Data items:
- Opening Delimiter -

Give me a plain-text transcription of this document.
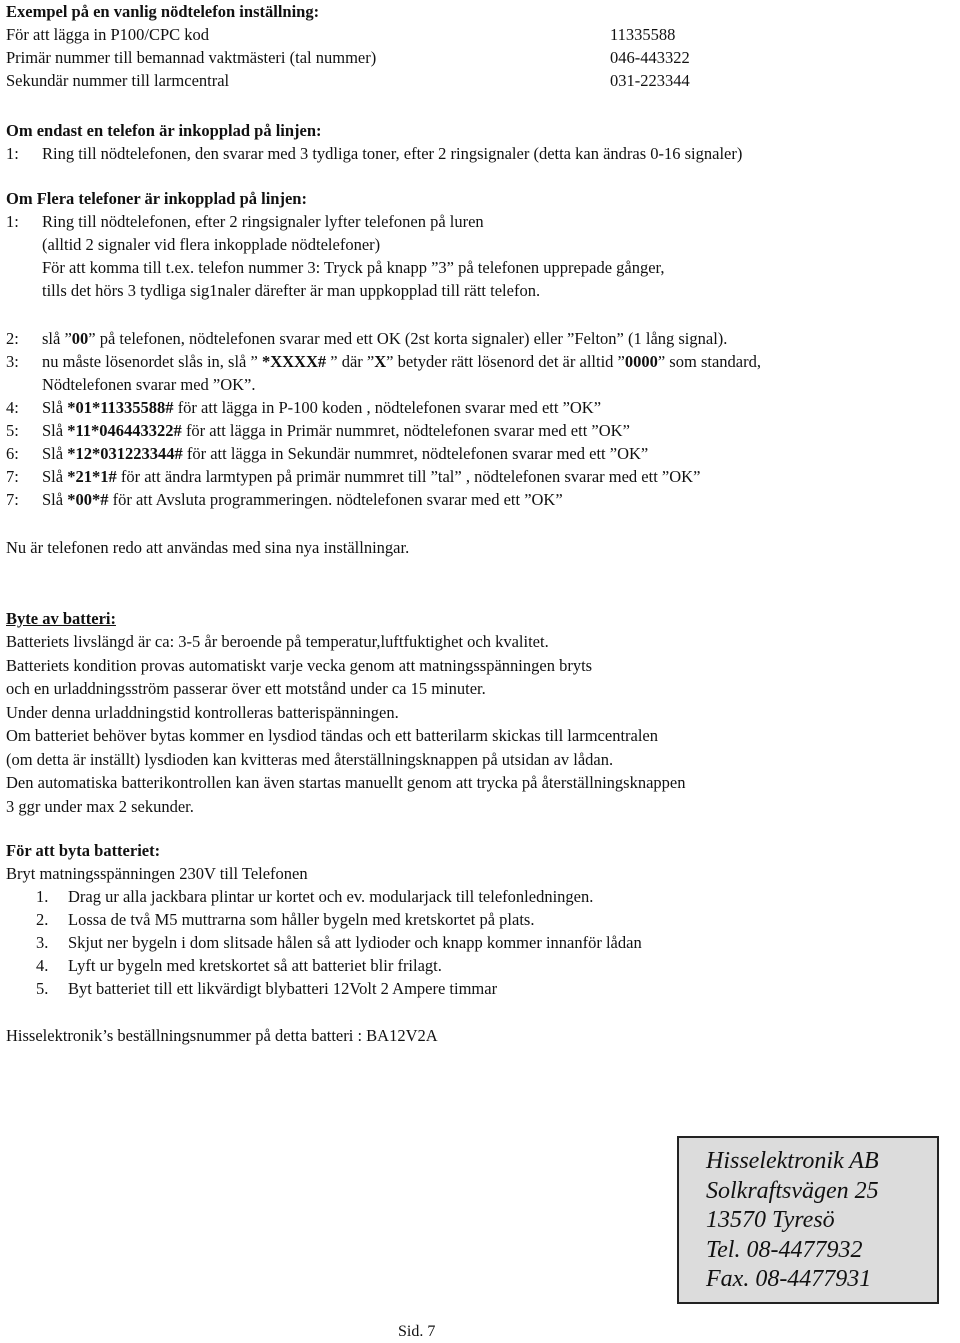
Exempel på en vanlig nödtelefon inställning:
För att lägga in P100/CPC kod	11335588
Primär nummer till bemannad vaktmästeri (tal nummer)	046-443322
Sekundär nummer till larmcentral	031-223344
Om endast en telefon är inkopplad på linjen:
1: Ring till nödtelefonen, den svarar med 3 tydliga toner, efter 2 ringsignaler (detta kan ändras 0-16 signaler)
Om Flera telefoner är inkopplad på linjen:
1: Ring till nödtelefonen, efter 2 ringsignaler lyfter telefonen på luren
(alltid 2 signaler vid flera inkopplade nödtelefoner)
För att komma till t.ex. telefon nummer 3: Tryck på knapp ”3” på telefonen upprepade gånger,
tills det hörs 3 tydliga sig1naler därefter är man uppkopplad till rätt telefon.
2: slå ”00” på telefonen, nödtelefonen svarar med ett OK (2st korta signaler) eller ”Felton” (1 lång signal).
3: nu måste lösenordet slås in, slå ” *XXXX# ” där ”X” betyder rätt lösenord det är alltid ”0000” som standard,
Nödtelefonen svarar med ”OK”.
4: Slå *01*11335588# för att lägga in P-100 koden , nödtelefonen svarar med ett ”OK”
5: Slå *11*046443322# för att lägga in Primär nummret, nödtelefonen svarar med ett ”OK”
6: Slå *12*031223344# för att lägga in Sekundär nummret, nödtelefonen svarar med ett ”OK”
7: Slå *21*1# för att ändra larmtypen på primär nummret till ”tal” , nödtelefonen svarar med ett ”OK”
7: Slå *00*# för att Avsluta programmeringen. nödtelefonen svarar med ett ”OK”
Nu är telefonen redo att användas med sina nya inställningar.
Byte av batteri:
Batteriets livslängd är ca: 3-5 år beroende på temperatur,luftfuktighet och kvalitet.
Batteriets kondition provas automatiskt varje vecka genom att matningsspänningen bryts
och en urladdningsström passerar över ett motstånd under ca 15 minuter.
Under denna urladdningstid kontrolleras batterispänningen.
Om batteriet behöver bytas kommer en lysdiod tändas och ett batterilarm skickas till larmcentralen
(om detta är inställt) lysdioden kan kvitteras med återställningsknappen på utsidan av lådan.
Den automatiska batterikontrollen kan även startas manuellt genom att trycka på återställningsknappen
3 ggr under max 2 sekunder.
För att byta batteriet:
Bryt matningsspänningen 230V till Telefonen
1. Drag ur alla jackbara plintar ur kortet och ev. modularjack till telefonledningen.
2. Lossa de två M5 muttrarna som håller bygeln med kretskortet på plats.
3. Skjut ner bygeln i dom slitsade hålen så att lydioder och knapp kommer innanför lådan
4. Lyft ur bygeln med kretskortet så att batteriet blir frilagt.
5. Byt batteriet till ett likvärdigt blybatteri 12Volt 2 Ampere timmar
Hisselektronik’s beställningsnummer på detta batteri : BA12V2A
Hisselektronik AB
Solkraftsvägen 25
13570 Tyresö
Tel. 08-4477932
Fax. 08-4477931
Sid. 7
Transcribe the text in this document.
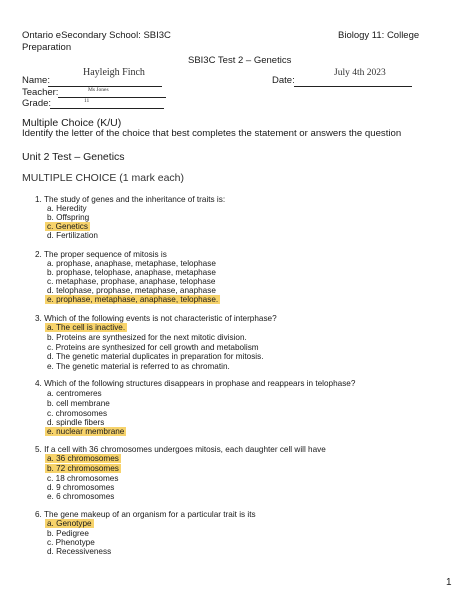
Ontario eSecondary School: SBI3C
Preparation
Biology 11: College
SBI3C Test 2 – Genetics
Name:
Hayleigh Finch
Date:
July 4th 2023
Teacher:	Ms Jones
Grade:	11
Multiple Choice (K/U)
Identify the letter of the choice that best completes the statement or answers the question
Unit 2 Test – Genetics
MULTIPLE CHOICE (1 mark each)
1. The study of genes and the inheritance of traits is:
a. Heredity
b. Offspring
c. Genetics
d. Fertilization
2. The proper sequence of mitosis is
a. prophase, anaphase, metaphase, telophase
b. prophase, telophase, anaphase, metaphase
c. metaphase, prophase, anaphase, telophase
d. telophase, prophase, metaphase, anaphase
e. prophase, metaphase, anaphase, telophase.
3. Which of the following events is not characteristic of interphase?
a. The cell is inactive.
b. Proteins are synthesized for the next mitotic division.
c. Proteins are synthesized for cell growth and metabolism
d. The genetic material duplicates in preparation for mitosis.
e. The genetic material is referred to as chromatin.
4. Which of the following structures disappears in prophase and reappears in telophase?
a. centromeres
b. cell membrane
c. chromosomes
d. spindle fibers
e. nuclear membrane
5. If a cell with 36 chromosomes undergoes mitosis, each daughter cell will have
a. 36 chromosomes
b. 72 chromosomes
c. 18 chromosomes
d. 9 chromosomes
e. 6 chromosomes
6. The gene makeup of an organism for a particular trait is its
a. Genotype
b. Pedigree
c. Phenotype
d. Recessiveness
1
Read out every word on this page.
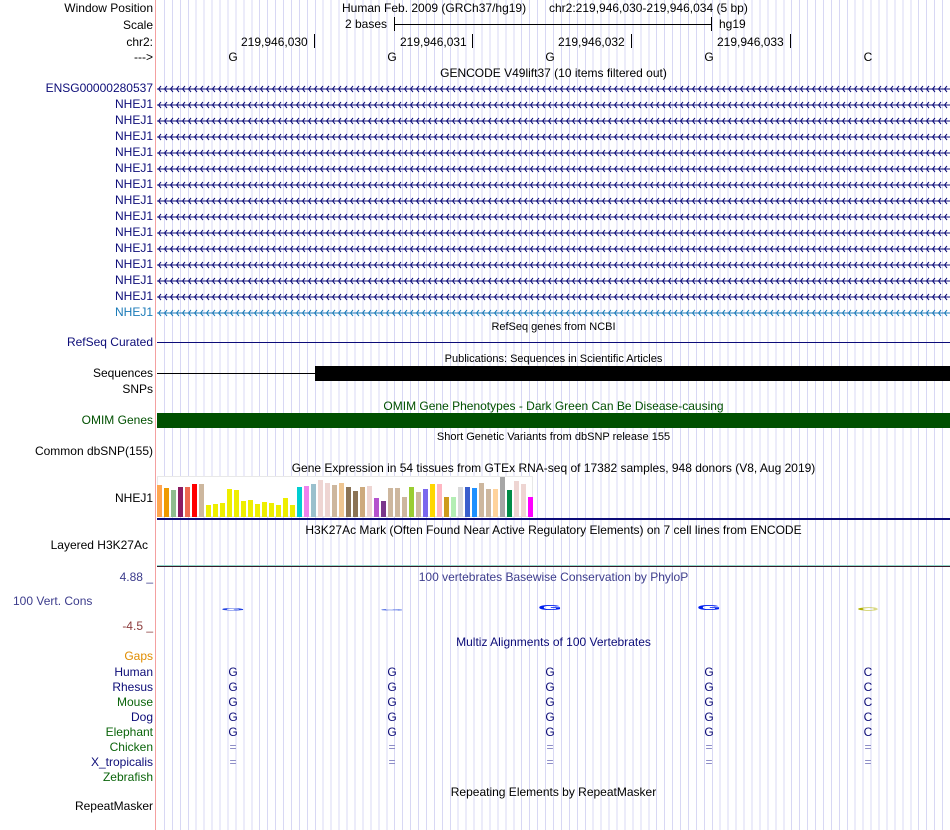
Window Position	Human Feb. 2009 (GRCh37/hg19) chr2:219,946,030-219,946,034 (5 bp)
Scale	2 bases	hg19
chr2:	219,946,030	219,946,031	219,946,032	219,946,033
--->	G	G	G	G	C
GENCODE V49lift37 (10 items filtered out)
ENSG00000280537
NHEJ1
NHEJ1
NHEJ1
NHEJ1
NHEJ1
NHEJ1
NHEJ1
NHEJ1
NHEJ1
NHEJ1
NHEJ1
NHEJ1
NHEJ1
NHEJ1
RefSeq genes from NCBI
RefSeq Curated
Publications: Sequences in Scientific Articles
Sequences
SNPs
OMIM Gene Phenotypes - Dark Green Can Be Disease-causing
OMIM Genes
Short Genetic Variants from dbSNP release 155
Common dbSNP(155)
Gene Expression in 54 tissues from GTEx RNA-seq of 17382 samples, 948 donors (V8, Aug 2019)
NHEJ1
H3K27Ac Mark (Often Found Near Active Regulatory Elements) on 7 cell lines from ENCODE
Layered H3K27Ac
4.88 _	100 vertebrates Basewise Conservation by PhyloP
100 Vert. Cons
G	G	G	G	C
-4.5 _
Multiz Alignments of 100 Vertebrates
Gaps
Human	G	G	G	G	C
Rhesus	G	G	G	G	C
Mouse	G	G	G	G	C
Dog	G	G	G	G	C
Elephant	G	G	G	G	C
Chicken	=	=	=	=	=
X_tropicalis	=	=	=	=	=
Zebrafish
Repeating Elements by RepeatMasker
RepeatMasker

- Closing Delimiter -

Instructions to follow. The answer is every line in the data where the word "Test" appears.

Response area.
SBI3C Test 2 – Genetics
Unit 2 Test – Genetics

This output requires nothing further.